- Problem
How many lines in the entries below contain "type"? Answer with the number only.

# START OF Data lines

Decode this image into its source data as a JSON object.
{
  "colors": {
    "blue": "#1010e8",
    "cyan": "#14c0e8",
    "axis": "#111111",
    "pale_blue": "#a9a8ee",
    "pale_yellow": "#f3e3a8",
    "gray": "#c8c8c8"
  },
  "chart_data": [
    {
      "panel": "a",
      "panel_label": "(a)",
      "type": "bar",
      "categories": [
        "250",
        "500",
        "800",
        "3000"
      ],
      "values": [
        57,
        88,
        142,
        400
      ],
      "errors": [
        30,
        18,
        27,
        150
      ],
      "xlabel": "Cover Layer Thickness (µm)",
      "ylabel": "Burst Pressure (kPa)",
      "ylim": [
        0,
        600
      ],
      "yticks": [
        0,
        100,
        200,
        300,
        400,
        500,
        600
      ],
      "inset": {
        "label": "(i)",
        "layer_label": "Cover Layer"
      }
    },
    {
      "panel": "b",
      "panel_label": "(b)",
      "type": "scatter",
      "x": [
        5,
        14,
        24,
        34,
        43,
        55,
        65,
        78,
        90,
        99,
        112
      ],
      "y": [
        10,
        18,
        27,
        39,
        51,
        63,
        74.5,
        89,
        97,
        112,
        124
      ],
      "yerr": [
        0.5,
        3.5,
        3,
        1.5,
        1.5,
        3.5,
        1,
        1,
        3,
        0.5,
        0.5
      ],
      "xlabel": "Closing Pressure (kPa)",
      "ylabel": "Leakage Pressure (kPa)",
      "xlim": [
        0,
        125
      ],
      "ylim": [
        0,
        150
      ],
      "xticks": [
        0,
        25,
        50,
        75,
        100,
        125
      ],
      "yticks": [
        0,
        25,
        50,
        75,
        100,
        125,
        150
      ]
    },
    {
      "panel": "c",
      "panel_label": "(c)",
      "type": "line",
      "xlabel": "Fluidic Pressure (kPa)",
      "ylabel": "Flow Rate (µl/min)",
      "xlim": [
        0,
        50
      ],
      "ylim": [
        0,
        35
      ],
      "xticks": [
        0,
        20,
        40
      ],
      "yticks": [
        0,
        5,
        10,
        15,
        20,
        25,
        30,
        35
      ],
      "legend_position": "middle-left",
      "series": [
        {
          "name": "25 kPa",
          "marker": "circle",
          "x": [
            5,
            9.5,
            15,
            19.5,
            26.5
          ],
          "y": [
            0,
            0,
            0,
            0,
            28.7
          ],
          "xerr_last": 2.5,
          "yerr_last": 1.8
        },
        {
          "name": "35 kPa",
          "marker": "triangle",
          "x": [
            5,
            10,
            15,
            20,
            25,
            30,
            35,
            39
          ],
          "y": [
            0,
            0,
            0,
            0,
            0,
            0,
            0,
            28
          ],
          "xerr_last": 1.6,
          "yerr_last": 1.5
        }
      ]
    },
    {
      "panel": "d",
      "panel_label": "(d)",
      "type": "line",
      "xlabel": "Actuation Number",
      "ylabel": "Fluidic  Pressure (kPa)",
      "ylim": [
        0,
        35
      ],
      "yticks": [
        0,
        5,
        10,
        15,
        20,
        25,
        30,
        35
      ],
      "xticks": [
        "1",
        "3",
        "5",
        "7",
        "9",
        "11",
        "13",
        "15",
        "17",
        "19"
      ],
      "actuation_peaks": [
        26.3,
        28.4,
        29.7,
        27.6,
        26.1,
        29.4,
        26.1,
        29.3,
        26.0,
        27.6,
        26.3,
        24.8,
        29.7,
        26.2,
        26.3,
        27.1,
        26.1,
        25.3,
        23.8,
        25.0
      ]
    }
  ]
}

# END OF Data lines

- The answer
4